WHAT IS REQUIRED =
Transcribe the records that follow exactly. Skip the pictures.
-- -- --
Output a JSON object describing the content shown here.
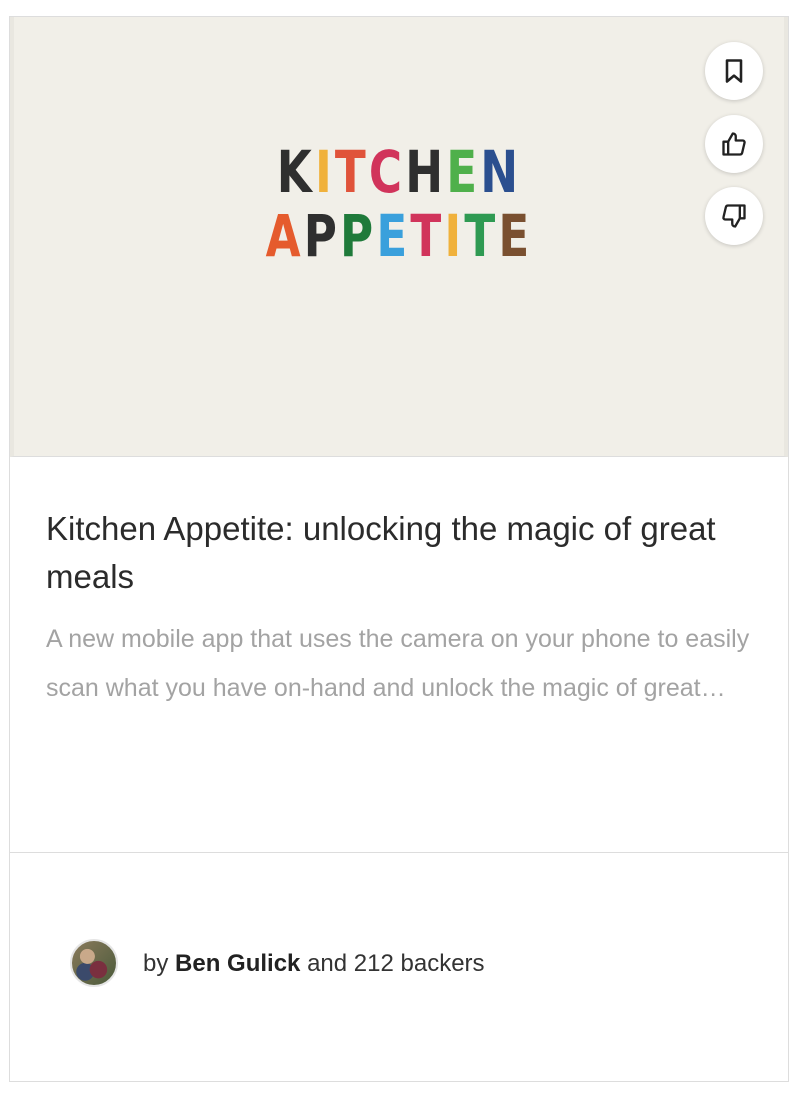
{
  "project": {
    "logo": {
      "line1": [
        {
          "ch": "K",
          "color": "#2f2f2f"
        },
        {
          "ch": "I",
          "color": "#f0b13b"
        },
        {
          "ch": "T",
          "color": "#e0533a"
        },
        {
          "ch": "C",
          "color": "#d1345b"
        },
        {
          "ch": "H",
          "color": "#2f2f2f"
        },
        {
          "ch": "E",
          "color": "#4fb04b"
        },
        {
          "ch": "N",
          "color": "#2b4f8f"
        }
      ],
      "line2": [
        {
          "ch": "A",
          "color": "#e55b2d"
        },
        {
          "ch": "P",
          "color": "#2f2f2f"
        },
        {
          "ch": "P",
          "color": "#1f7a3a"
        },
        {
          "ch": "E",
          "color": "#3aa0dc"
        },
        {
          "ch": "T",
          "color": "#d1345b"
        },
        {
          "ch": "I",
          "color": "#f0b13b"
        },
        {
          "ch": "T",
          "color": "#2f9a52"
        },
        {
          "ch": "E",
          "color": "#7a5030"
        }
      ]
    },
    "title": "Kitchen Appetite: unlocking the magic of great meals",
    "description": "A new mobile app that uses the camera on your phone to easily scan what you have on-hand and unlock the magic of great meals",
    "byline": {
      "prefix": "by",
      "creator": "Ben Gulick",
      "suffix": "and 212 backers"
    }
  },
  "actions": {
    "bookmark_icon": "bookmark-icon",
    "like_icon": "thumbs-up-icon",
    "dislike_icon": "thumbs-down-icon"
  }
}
-- -- --
SOLUTION TO THIS EXERCISE =
Output a JSON object describing the content shown here.
{
  "project": {
    "logo": {
      "line1": [
        {
          "ch": "K",
          "color": "#2f2f2f"
        },
        {
          "ch": "I",
          "color": "#f0b13b"
        },
        {
          "ch": "T",
          "color": "#e0533a"
        },
        {
          "ch": "C",
          "color": "#d1345b"
        },
        {
          "ch": "H",
          "color": "#2f2f2f"
        },
        {
          "ch": "E",
          "color": "#4fb04b"
        },
        {
          "ch": "N",
          "color": "#2b4f8f"
        }
      ],
      "line2": [
        {
          "ch": "A",
          "color": "#e55b2d"
        },
        {
          "ch": "P",
          "color": "#2f2f2f"
        },
        {
          "ch": "P",
          "color": "#1f7a3a"
        },
        {
          "ch": "E",
          "color": "#3aa0dc"
        },
        {
          "ch": "T",
          "color": "#d1345b"
        },
        {
          "ch": "I",
          "color": "#f0b13b"
        },
        {
          "ch": "T",
          "color": "#2f9a52"
        },
        {
          "ch": "E",
          "color": "#7a5030"
        }
      ]
    },
    "title": "Kitchen Appetite: unlocking the magic of great meals",
    "description": "A new mobile app that uses the camera on your phone to easily scan what you have on-hand and unlock the magic of great meals",
    "byline": {
      "prefix": "by",
      "creator": "Ben Gulick",
      "suffix": "and 212 backers"
    }
  },
  "actions": {
    "bookmark_icon": "bookmark-icon",
    "like_icon": "thumbs-up-icon",
    "dislike_icon": "thumbs-down-icon"
  }
}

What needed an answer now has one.